Hunt for the word "HSDPA" across the entries below, copying each line that holds it.

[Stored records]
* * * *
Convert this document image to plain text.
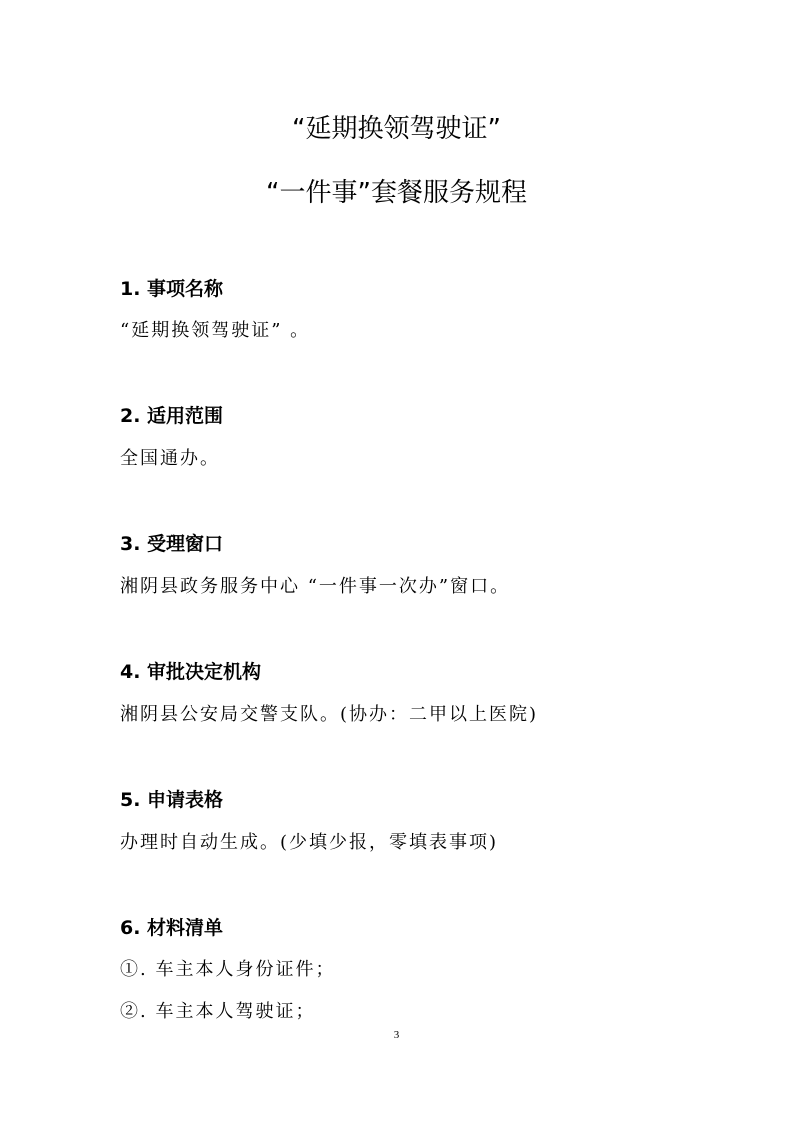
“延期换领驾驶证”
“一件事”套餐服务规程
1. 事项名称

“延期换领驾驶证” 。

2. 适用范围

全国通办。

3. 受理窗口

湘阴县政务服务中心 “一件事一次办”窗口。

4. 审批决定机构

湘阴县公安局交警支队。(协办：二甲以上医院)

5. 申请表格

办理时自动生成。(少填少报，零填表事项)

6. 材料清单

①. 车主本人身份证件；

②. 车主本人驾驶证；

3
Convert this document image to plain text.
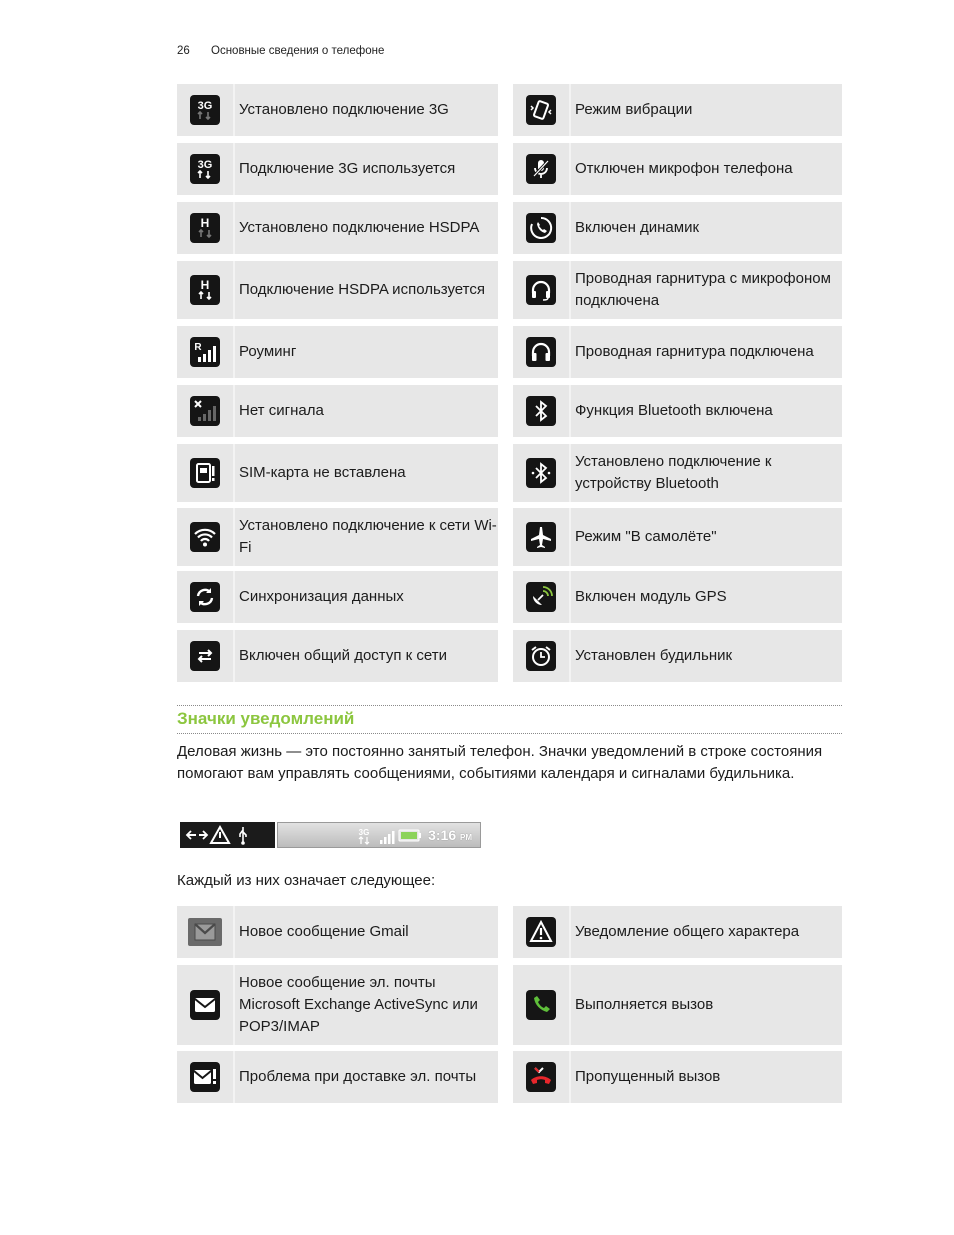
26 Основные сведения о телефоне
3G Установлено подключение 3G
3G Подключение 3G используется
H Установлено подключение HSDPA
H Подключение HSDPA используется
R Роуминг
Нет сигнала
SIM-карта не вставлена
Установлено подключение к сети Wi-Fi
Синхронизация данных
Включен общий доступ к сети
Режим вибрации
Отключен микрофон телефона
Включен динамик
Проводная гарнитура с микрофоном подключена
Проводная гарнитура подключена
Функция Bluetooth включена
Установлено подключение к устройству Bluetooth
Режим "В самолёте"
Включен модуль GPS
Установлен будильник
Значки уведомлений
Деловая жизнь — это постоянно занятый телефон. Значки уведомлений в строке состояния помогают вам управлять сообщениями, событиями календаря и сигналами будильника.
3G	3:16 PM
Каждый из них означает следующее:
Новое сообщение Gmail
Новое сообщение эл. почты Microsoft Exchange ActiveSync или POP3/IMAP
Проблема при доставке эл. почты
Уведомление общего характера
Выполняется вызов
Пропущенный вызов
* * * *
- _Solved problem_
H Установлено подключение HSDPA
H Подключение HSDPA используется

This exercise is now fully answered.